Below is a block of records. Copy every line in it that contains the word "piastra".

····················

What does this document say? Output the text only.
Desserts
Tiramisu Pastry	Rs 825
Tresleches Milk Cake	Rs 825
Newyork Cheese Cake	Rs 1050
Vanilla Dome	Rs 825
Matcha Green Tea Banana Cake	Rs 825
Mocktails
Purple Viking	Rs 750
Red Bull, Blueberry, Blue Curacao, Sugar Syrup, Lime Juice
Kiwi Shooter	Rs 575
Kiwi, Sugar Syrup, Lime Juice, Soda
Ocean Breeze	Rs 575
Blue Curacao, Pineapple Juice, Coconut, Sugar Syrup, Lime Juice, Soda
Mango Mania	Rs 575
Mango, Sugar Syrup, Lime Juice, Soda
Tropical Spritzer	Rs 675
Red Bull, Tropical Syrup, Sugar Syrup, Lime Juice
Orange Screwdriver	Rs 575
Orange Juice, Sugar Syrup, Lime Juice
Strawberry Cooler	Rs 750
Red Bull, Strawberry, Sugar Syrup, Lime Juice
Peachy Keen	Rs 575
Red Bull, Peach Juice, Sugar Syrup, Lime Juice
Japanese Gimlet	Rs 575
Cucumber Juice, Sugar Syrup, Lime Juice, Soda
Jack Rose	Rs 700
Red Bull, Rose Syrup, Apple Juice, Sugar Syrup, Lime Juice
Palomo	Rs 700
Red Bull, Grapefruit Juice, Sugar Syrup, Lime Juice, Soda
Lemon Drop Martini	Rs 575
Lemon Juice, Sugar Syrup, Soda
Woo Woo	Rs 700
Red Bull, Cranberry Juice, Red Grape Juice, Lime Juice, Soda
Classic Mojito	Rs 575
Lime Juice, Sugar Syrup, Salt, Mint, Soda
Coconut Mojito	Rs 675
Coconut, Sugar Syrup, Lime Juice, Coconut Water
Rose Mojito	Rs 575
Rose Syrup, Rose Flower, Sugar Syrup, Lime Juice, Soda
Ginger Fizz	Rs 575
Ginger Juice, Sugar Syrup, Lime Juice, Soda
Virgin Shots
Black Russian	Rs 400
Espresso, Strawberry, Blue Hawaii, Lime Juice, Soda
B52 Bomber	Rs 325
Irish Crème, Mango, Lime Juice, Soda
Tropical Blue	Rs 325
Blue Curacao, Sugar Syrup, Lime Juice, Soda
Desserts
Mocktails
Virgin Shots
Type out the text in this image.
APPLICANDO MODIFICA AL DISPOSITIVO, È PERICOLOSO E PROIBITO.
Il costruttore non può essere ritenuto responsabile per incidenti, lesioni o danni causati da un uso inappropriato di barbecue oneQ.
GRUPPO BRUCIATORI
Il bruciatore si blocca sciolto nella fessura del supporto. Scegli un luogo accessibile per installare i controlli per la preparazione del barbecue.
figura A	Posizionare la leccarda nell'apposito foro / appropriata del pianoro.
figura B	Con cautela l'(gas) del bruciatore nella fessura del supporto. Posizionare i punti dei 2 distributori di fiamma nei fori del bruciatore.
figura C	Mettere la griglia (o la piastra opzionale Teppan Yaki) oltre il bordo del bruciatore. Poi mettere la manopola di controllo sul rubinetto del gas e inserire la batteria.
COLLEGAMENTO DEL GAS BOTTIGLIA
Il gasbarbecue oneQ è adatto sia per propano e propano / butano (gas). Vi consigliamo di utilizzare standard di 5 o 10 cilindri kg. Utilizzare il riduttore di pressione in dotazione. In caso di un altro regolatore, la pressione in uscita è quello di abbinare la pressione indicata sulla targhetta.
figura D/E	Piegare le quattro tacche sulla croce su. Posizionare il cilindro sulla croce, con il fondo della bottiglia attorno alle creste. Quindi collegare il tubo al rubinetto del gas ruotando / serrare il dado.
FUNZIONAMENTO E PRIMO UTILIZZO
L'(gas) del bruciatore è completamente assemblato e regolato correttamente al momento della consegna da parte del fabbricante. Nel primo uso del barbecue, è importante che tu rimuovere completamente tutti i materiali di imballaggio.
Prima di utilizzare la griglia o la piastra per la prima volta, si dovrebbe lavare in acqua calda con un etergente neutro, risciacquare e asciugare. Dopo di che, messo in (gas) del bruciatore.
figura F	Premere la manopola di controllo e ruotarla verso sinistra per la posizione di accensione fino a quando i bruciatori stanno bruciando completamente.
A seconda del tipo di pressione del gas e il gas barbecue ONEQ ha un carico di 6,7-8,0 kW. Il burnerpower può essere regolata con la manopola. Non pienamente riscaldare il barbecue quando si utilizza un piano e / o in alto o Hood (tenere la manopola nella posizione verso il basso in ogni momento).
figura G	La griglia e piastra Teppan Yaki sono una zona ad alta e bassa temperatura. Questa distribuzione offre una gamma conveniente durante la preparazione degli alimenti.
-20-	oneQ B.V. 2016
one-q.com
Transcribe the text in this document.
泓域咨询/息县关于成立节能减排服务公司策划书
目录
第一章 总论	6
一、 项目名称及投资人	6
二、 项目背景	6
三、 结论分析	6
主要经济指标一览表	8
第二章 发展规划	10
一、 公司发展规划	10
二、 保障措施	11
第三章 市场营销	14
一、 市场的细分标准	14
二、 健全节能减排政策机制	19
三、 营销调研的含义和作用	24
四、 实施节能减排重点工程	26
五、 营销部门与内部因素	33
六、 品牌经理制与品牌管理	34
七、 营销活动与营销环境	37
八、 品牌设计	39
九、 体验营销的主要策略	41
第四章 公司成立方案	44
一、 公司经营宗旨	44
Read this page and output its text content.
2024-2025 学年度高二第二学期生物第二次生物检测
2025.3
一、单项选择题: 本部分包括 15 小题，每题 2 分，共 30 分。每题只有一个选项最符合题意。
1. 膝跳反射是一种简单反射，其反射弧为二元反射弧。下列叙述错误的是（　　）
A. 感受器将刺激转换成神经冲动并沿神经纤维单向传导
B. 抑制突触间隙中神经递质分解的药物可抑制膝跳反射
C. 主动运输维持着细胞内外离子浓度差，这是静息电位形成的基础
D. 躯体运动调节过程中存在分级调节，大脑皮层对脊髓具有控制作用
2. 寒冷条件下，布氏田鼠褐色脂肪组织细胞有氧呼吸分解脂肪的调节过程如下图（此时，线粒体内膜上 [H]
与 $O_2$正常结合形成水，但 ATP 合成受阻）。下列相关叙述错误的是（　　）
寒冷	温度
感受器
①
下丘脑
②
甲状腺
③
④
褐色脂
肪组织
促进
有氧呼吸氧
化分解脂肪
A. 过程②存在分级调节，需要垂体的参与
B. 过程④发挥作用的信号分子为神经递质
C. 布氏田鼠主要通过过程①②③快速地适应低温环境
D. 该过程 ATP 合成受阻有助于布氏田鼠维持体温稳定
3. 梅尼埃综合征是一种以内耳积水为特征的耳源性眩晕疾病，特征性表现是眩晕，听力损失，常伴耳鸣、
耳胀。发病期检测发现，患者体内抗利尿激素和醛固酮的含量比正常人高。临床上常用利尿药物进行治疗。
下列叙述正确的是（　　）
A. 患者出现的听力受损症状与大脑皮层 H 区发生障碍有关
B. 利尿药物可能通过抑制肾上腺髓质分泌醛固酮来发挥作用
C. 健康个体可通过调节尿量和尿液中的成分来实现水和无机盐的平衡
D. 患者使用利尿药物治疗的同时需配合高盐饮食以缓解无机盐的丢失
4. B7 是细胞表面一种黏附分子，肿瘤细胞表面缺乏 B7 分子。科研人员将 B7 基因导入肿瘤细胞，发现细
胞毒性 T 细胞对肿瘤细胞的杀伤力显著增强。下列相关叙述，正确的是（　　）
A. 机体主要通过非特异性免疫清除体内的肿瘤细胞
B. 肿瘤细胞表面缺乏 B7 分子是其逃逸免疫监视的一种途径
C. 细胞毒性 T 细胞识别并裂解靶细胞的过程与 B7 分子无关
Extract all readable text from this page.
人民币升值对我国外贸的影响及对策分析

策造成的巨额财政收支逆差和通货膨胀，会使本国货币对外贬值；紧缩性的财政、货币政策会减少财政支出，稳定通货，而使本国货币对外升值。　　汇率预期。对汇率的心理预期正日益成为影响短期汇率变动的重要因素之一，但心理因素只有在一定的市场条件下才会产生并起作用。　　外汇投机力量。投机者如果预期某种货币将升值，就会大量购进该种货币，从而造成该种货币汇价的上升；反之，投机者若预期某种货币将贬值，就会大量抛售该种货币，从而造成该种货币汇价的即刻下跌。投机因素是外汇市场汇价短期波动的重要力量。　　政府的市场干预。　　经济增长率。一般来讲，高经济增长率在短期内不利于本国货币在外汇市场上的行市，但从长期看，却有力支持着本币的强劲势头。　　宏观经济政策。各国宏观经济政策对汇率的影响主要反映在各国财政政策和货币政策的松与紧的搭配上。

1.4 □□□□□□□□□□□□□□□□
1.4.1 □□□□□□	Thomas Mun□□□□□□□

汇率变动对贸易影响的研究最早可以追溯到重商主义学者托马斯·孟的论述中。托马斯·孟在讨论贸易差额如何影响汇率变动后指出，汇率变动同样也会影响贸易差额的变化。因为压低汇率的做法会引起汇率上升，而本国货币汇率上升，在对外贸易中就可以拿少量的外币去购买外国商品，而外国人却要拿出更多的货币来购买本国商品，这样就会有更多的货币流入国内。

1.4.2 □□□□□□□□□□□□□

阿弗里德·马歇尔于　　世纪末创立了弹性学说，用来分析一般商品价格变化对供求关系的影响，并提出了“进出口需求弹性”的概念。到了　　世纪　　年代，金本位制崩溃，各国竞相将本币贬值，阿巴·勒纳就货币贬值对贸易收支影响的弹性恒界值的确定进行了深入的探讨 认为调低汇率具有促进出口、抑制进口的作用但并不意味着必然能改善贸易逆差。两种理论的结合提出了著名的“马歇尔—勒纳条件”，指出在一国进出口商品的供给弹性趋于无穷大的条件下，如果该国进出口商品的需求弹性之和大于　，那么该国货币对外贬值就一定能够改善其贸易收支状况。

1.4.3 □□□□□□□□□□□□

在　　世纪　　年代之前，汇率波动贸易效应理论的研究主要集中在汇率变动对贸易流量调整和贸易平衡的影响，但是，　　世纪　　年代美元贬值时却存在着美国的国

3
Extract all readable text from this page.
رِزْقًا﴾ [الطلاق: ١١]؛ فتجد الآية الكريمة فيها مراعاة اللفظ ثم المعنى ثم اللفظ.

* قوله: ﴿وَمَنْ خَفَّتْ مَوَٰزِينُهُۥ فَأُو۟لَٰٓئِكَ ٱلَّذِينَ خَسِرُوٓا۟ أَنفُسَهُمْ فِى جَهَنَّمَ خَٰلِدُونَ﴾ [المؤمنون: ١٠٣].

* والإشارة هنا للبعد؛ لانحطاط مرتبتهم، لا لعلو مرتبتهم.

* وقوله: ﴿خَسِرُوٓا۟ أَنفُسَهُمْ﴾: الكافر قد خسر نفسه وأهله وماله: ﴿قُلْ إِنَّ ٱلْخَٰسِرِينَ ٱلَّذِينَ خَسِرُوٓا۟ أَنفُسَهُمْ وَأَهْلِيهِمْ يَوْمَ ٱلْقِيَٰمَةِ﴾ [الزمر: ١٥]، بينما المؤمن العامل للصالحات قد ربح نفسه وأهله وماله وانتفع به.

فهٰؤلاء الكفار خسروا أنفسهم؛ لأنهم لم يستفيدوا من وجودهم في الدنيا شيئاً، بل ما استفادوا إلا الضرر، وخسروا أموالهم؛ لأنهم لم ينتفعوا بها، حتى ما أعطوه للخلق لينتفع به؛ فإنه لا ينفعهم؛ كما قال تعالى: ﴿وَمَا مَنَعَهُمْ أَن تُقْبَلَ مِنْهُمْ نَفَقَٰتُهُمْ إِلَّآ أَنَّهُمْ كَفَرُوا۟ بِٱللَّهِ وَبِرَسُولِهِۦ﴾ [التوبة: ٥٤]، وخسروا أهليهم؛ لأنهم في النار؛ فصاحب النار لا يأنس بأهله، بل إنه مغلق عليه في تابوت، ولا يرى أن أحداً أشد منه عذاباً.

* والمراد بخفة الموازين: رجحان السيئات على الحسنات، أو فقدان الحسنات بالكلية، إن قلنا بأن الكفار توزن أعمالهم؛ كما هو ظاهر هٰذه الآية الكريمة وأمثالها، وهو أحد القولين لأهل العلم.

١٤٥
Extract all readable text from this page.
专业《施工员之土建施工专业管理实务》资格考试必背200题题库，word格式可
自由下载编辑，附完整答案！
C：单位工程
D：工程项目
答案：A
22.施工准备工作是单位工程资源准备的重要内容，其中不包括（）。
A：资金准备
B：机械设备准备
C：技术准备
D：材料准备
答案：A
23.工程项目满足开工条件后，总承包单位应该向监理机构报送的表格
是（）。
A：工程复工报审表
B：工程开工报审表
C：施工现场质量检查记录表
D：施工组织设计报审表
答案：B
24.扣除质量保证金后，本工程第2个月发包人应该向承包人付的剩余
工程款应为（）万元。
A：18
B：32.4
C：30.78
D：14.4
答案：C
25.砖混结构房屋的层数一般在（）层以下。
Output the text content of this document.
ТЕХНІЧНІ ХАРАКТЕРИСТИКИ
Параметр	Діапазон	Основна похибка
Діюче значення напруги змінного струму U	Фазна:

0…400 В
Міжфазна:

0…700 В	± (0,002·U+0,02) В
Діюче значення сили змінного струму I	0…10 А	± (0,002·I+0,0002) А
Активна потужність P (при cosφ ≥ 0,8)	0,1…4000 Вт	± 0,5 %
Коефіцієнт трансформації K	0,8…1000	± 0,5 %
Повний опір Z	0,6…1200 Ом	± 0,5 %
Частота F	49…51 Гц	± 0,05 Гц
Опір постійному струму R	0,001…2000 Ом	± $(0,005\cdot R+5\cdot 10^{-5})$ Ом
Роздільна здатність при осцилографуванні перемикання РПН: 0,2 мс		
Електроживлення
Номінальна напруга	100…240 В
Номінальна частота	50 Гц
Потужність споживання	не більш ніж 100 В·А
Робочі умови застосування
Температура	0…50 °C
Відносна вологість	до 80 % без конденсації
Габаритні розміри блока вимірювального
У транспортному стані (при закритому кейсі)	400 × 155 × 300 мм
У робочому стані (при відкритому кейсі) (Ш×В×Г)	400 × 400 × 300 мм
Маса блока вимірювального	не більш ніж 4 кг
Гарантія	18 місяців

····················

- _Output for this task_
figura C	Mettere la griglia (o la piastra opzionale Teppan Yaki) oltre il bordo del bruciatore. Poi mettere la manopola di controllo sul rubinetto del gas e inserire la batteria.
Prima di utilizzare la griglia o la piastra per la prima volta, si dovrebbe lavare in acqua calda con un etergente neutro, risciacquare e asciugare. Dopo di che, messo in (gas) del bruciatore.
figura G	La griglia e piastra Teppan Yaki sono una zona ad alta e bassa temperatura. Questa distribuzione offre una gamma conveniente durante la preparazione degli alimenti.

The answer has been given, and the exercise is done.